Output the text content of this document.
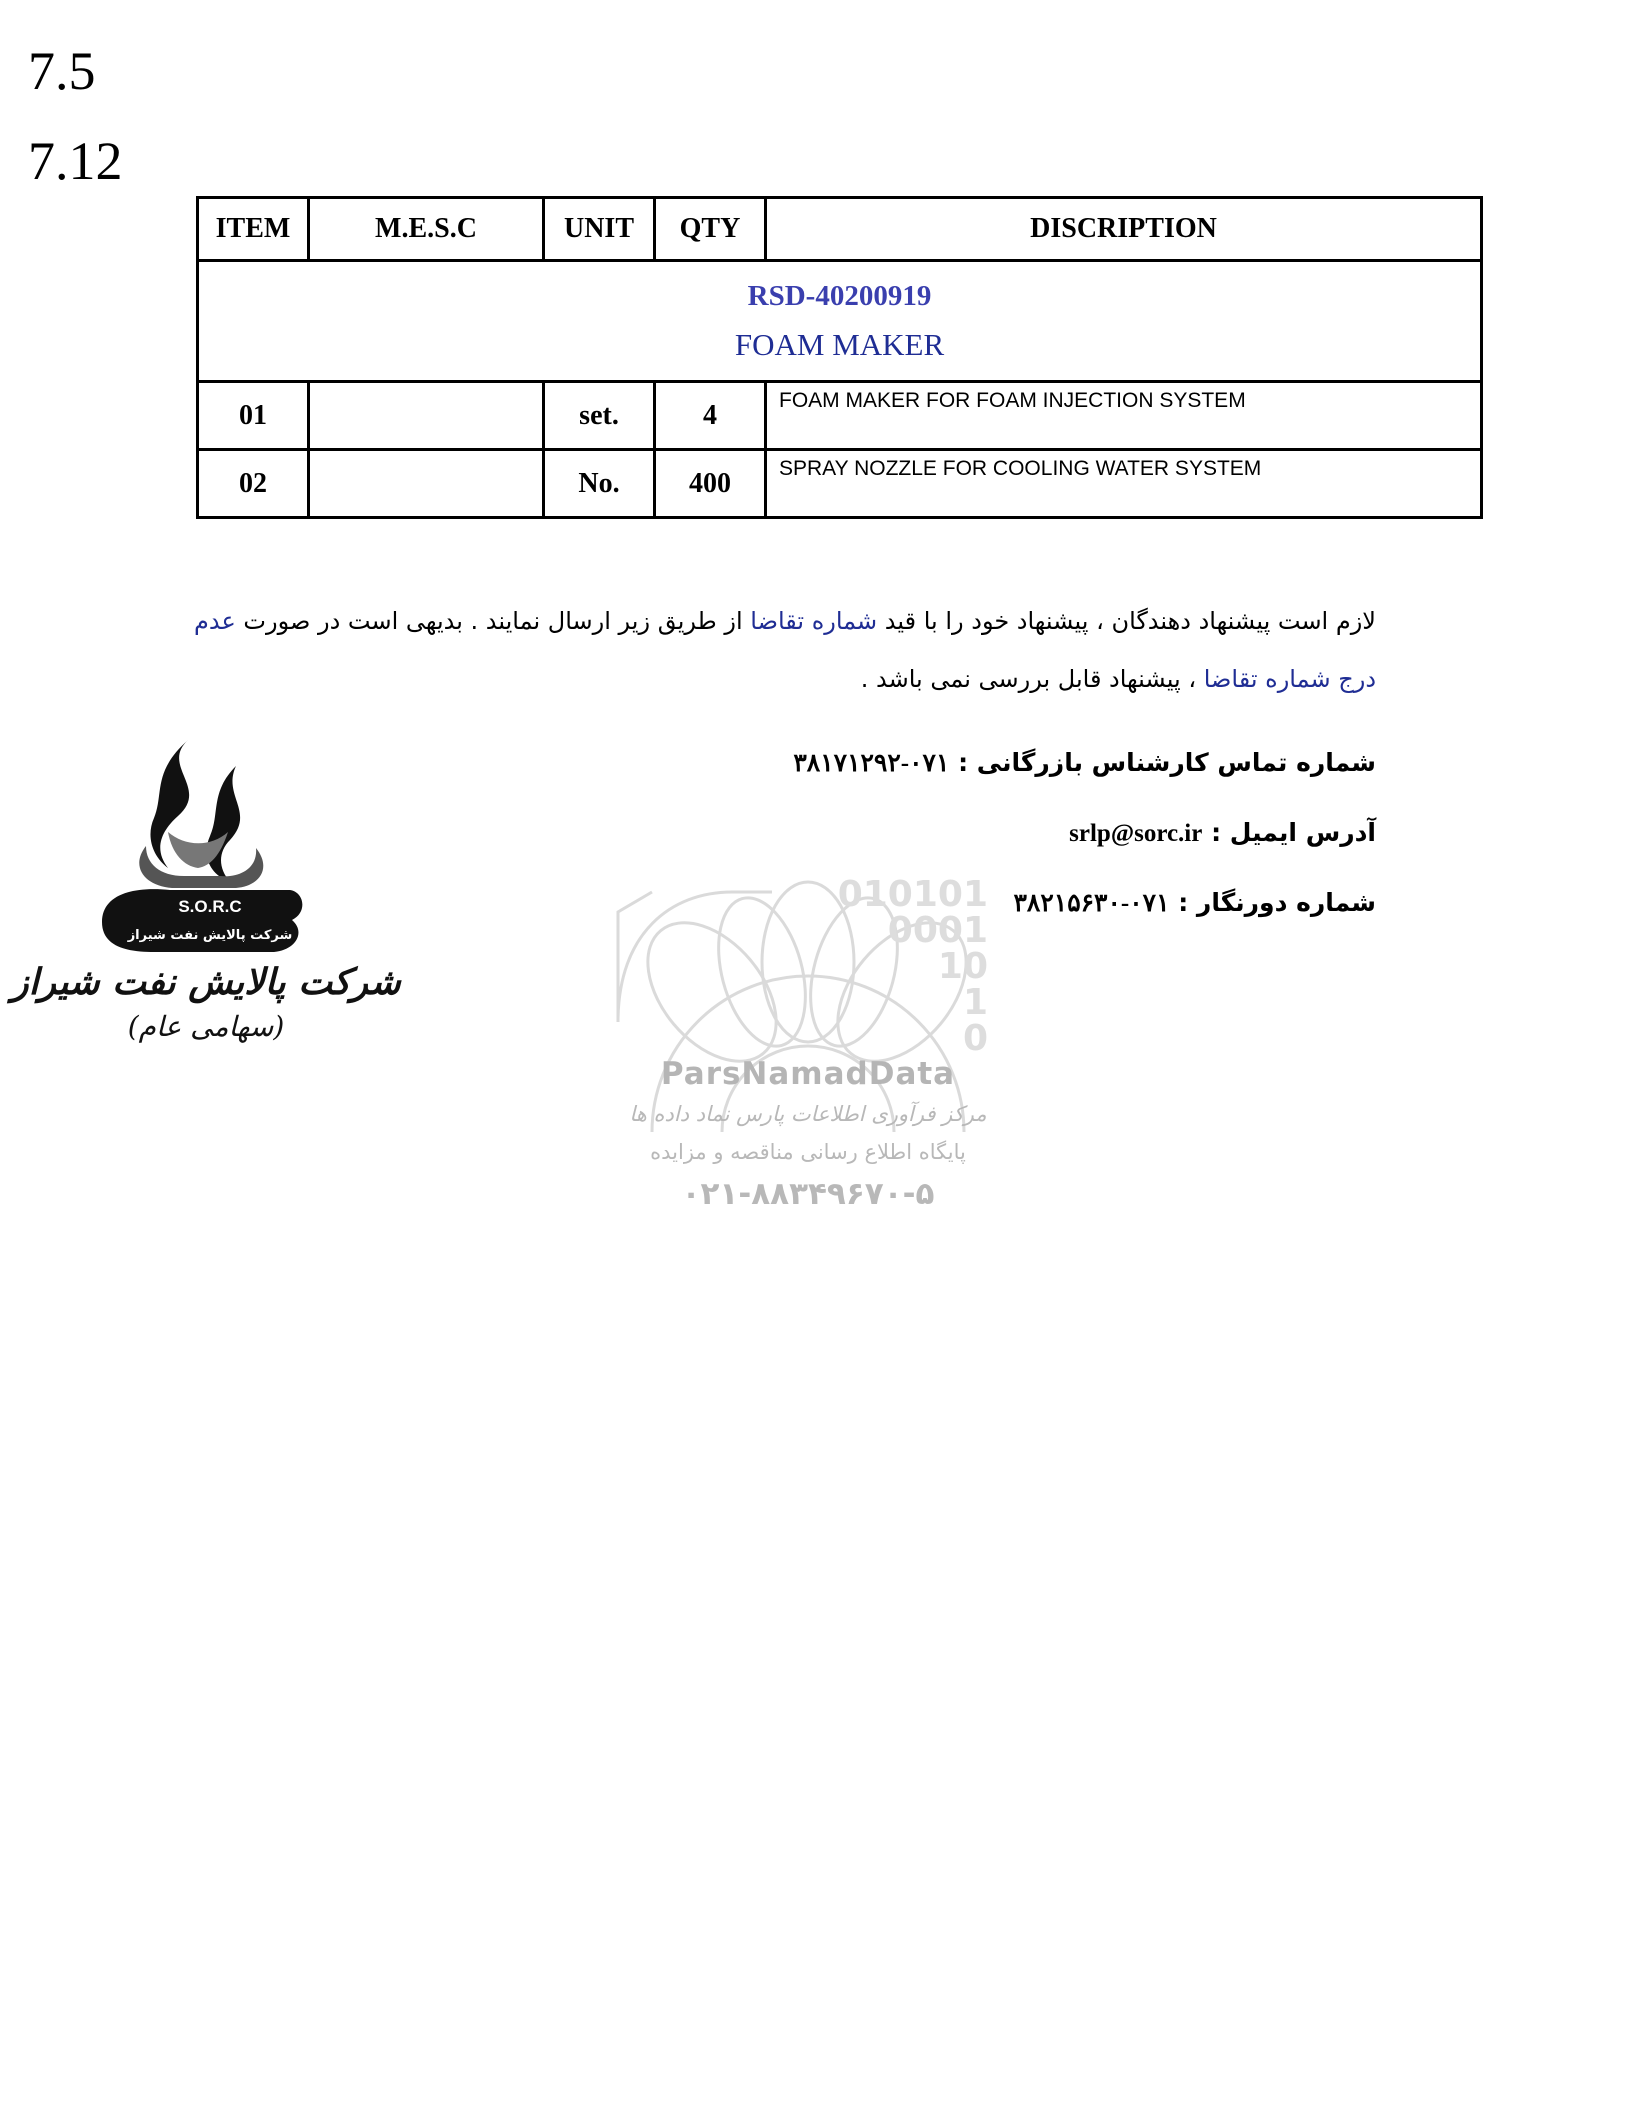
7.5
7.12
ITEM	M.E.S.C	UNIT	QTY	DISCRIPTION

RSD-40200919
FOAM MAKER				

01		set.	4	FOAM MAKER FOR FOAM INJECTION SYSTEM
02		No.	400	SPRAY NOZZLE FOR COOLING WATER SYSTEM

لازم است پیشنهاد دهندگان ، پیشنهاد خود را با قید شماره تقاضا از طریق زیر ارسال نمایند . بدیهی است در صورت عدم درج شماره تقاضا ، پیشنهاد قابل بررسی نمی باشد .

شماره تماس کارشناس بازرگانی : ۰۷۱-۳۸۱۷۱۲۹۲
آدرس ایمیل : srlp@sorc.ir
شماره دورنگار : ۰۷۱-۳۸۲۱۵۶۳۰
S.O.R.C
شرکت پالایش نفت شیراز
شرکت پالایش نفت شیراز
(سهامی عام)
010101
0001
10
1
0
ParsNamadData
مرکز فرآوری اطلاعات پارس نماد داده ها
پایگاه اطلاع رسانی مناقصه و مزایده
۰۲۱-۸۸۳۴۹۶۷۰-۵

▬▬▬▬▬▬

Prompt
Restate the entire listing word for word, excluding pictures.

Task response
Output the text content of this document.
7.5
7.12
ITEM	M.E.S.C	UNIT	QTY	DISCRIPTION

RSD-40200919
FOAM MAKER				

01		set.	4	FOAM MAKER FOR FOAM INJECTION SYSTEM
02		No.	400	SPRAY NOZZLE FOR COOLING WATER SYSTEM

لازم است پیشنهاد دهندگان ، پیشنهاد خود را با قید شماره تقاضا از طریق زیر ارسال نمایند . بدیهی است در صورت عدم درج شماره تقاضا ، پیشنهاد قابل بررسی نمی باشد .

شماره تماس کارشناس بازرگانی : ۰۷۱-۳۸۱۷۱۲۹۲
آدرس ایمیل : srlp@sorc.ir
شماره دورنگار : ۰۷۱-۳۸۲۱۵۶۳۰
S.O.R.C
شرکت پالایش نفت شیراز
شرکت پالایش نفت شیراز
(سهامی عام)
010101
0001
10
1
0
ParsNamadData
مرکز فرآوری اطلاعات پارس نماد داده ها
پایگاه اطلاع رسانی مناقصه و مزایده
۰۲۱-۸۸۳۴۹۶۷۰-۵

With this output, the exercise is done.